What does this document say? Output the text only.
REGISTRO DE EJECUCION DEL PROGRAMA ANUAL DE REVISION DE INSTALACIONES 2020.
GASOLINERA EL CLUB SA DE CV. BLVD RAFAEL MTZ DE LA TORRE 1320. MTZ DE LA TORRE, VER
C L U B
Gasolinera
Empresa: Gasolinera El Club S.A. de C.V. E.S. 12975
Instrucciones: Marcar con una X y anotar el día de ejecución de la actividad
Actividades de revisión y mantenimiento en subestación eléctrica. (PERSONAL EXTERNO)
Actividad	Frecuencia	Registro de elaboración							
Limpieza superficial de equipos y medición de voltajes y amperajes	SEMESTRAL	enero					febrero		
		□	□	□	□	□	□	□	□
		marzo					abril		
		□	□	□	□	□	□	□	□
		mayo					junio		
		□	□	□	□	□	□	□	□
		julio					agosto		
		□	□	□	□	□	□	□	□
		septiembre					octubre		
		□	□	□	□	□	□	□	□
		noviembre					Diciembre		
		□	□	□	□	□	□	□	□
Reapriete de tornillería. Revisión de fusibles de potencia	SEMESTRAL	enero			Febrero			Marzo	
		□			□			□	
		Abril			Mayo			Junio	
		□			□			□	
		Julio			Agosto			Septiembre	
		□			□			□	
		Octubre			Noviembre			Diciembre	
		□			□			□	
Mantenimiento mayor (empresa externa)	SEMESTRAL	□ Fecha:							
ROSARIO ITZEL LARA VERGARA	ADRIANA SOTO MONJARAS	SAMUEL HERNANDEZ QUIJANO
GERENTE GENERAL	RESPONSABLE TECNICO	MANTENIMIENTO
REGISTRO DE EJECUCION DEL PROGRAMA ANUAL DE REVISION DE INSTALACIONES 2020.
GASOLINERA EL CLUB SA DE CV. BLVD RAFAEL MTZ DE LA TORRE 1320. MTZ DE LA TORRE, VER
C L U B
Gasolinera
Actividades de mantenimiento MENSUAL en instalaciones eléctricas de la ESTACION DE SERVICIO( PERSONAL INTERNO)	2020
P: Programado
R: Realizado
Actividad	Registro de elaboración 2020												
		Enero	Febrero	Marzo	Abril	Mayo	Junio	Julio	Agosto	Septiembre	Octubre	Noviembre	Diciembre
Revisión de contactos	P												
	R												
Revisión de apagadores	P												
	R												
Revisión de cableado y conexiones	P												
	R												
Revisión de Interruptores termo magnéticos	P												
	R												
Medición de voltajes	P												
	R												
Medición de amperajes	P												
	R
━━━━━━━━━━━━━━━━━━━━
* Description of the task:
Using the records above, list each line that includes "Actividades".

* Answer to the problem:
Actividades de revisión y mantenimiento en subestación eléctrica. (PERSONAL EXTERNO)
Actividades de mantenimiento MENSUAL en instalaciones eléctricas de la ESTACION DE SERVICIO( PERSONAL INTERNO)	2020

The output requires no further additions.